TASK REQUIREMENTS:
Gather all lines in the records below that include the word "Kometa".

GIVEN RECORDS:

★ ★ ★ ★ ★

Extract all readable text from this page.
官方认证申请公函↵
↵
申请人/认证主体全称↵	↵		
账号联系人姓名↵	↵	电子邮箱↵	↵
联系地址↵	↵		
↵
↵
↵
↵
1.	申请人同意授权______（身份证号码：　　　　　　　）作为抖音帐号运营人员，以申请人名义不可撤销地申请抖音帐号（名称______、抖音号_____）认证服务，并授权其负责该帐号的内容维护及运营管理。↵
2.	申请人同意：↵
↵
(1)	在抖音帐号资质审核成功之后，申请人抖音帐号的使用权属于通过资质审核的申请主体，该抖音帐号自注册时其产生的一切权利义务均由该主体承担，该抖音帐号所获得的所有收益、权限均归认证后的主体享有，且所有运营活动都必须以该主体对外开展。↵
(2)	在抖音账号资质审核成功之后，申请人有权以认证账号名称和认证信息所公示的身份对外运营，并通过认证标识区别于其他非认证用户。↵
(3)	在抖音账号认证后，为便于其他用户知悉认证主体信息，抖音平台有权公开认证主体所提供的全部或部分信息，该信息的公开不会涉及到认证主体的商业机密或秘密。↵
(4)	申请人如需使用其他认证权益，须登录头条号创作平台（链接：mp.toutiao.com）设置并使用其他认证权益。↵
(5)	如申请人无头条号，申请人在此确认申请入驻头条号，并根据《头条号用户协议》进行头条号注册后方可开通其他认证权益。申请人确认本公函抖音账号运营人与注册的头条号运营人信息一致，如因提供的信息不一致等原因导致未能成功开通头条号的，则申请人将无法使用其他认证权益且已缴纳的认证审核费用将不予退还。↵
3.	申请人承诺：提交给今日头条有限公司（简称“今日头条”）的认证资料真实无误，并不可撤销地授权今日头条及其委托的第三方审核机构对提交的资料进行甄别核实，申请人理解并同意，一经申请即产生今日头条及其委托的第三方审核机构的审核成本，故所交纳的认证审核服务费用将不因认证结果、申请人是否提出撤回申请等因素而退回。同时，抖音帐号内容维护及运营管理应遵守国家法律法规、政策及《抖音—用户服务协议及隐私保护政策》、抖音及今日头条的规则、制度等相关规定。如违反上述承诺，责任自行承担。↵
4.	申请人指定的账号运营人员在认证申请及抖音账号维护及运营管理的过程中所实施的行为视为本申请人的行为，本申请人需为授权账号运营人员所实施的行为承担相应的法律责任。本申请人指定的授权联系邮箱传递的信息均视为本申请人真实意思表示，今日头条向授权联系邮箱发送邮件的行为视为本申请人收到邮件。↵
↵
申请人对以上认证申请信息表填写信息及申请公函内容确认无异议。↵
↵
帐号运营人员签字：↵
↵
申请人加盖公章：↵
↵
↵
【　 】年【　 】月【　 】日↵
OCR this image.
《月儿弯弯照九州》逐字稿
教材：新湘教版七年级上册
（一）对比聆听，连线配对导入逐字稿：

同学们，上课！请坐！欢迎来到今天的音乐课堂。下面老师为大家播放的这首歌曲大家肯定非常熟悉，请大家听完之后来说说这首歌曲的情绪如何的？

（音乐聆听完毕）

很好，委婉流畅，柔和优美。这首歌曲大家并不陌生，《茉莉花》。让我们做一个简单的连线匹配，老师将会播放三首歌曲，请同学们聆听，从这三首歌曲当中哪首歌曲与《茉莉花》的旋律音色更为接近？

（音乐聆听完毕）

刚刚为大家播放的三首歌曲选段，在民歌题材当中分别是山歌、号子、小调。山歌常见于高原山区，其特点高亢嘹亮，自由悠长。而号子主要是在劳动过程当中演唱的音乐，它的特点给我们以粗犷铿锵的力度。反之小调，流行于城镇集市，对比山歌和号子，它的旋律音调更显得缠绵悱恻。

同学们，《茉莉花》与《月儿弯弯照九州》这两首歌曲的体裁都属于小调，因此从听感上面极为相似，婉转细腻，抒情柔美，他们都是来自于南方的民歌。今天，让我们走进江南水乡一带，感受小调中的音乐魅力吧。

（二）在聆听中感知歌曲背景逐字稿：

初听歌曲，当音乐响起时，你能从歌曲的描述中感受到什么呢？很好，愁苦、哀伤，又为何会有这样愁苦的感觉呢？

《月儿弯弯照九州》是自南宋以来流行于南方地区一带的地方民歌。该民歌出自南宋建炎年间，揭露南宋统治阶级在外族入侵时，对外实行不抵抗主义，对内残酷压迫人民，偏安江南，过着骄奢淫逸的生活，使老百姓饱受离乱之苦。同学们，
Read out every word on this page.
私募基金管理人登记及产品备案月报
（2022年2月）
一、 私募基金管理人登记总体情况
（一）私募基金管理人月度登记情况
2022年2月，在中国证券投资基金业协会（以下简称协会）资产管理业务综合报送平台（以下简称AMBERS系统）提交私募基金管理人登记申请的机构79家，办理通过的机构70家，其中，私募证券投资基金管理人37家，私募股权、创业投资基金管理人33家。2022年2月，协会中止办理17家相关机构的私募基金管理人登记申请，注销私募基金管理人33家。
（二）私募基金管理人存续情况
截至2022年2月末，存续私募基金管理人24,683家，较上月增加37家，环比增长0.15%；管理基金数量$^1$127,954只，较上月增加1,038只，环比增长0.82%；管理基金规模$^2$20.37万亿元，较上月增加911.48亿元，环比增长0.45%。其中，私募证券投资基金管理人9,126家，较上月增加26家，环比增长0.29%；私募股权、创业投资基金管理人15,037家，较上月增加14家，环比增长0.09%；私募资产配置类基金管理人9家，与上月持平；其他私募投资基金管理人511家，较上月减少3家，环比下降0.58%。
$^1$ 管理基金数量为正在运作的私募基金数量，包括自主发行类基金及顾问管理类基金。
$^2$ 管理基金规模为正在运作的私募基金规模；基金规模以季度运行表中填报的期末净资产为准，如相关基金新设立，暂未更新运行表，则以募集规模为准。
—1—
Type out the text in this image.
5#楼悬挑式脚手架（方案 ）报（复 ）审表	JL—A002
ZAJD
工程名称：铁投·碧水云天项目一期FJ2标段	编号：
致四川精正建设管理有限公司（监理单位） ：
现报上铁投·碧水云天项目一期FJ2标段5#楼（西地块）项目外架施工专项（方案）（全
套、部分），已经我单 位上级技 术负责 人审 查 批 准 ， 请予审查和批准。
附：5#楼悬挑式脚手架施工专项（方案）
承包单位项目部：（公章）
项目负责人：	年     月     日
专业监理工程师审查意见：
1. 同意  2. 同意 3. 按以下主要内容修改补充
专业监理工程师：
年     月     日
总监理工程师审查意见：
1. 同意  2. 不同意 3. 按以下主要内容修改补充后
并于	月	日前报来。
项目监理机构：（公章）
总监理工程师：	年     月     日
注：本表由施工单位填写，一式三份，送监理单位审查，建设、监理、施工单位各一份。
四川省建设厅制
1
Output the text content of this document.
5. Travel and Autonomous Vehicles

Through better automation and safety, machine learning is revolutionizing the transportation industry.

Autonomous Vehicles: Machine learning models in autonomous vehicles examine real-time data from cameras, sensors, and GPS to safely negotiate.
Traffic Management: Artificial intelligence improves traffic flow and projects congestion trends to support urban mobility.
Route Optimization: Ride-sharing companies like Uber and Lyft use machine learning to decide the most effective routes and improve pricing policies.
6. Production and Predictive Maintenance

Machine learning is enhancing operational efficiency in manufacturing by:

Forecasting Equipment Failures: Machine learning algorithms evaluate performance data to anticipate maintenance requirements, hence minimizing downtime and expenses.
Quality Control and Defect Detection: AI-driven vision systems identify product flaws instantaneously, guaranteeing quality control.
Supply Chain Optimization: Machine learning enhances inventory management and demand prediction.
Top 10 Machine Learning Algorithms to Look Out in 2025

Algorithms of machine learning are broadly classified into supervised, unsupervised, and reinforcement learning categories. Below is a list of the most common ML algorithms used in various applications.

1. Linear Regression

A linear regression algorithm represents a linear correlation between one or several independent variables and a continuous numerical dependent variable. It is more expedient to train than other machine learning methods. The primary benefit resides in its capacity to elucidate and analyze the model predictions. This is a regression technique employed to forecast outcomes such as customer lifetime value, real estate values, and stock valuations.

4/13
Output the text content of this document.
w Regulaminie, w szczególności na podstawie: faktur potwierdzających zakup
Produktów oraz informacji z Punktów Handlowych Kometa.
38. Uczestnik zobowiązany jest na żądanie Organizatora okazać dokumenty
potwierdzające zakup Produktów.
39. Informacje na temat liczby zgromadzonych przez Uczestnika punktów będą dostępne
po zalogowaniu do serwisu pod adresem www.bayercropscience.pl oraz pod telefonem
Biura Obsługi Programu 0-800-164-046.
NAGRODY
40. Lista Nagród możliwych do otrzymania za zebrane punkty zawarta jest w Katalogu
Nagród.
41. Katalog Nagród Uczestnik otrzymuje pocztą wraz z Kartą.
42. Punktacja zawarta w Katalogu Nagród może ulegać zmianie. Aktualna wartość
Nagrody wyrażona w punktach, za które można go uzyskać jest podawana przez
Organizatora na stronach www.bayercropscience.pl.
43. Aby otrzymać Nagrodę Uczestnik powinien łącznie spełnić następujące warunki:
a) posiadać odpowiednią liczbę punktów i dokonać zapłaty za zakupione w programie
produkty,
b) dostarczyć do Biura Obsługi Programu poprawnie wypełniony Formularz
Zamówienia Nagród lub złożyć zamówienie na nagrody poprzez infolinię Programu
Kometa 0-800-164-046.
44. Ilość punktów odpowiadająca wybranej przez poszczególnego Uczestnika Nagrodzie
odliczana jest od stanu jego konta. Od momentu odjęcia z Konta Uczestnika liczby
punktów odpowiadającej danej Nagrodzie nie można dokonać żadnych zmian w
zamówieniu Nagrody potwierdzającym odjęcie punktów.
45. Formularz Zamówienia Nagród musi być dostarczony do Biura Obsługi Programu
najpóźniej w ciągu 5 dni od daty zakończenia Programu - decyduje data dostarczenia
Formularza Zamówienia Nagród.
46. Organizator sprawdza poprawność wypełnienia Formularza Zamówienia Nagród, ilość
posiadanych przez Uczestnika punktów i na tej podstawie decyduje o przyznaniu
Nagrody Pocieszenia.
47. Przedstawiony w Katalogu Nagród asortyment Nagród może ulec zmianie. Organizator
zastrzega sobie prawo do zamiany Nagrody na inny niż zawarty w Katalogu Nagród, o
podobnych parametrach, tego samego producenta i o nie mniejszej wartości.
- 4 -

★ ★ ★ ★ ★

ANSWER TO THIS TASK:
Produktów oraz informacji z Punktów Handlowych Kometa.
Kometa 0-800-164-046.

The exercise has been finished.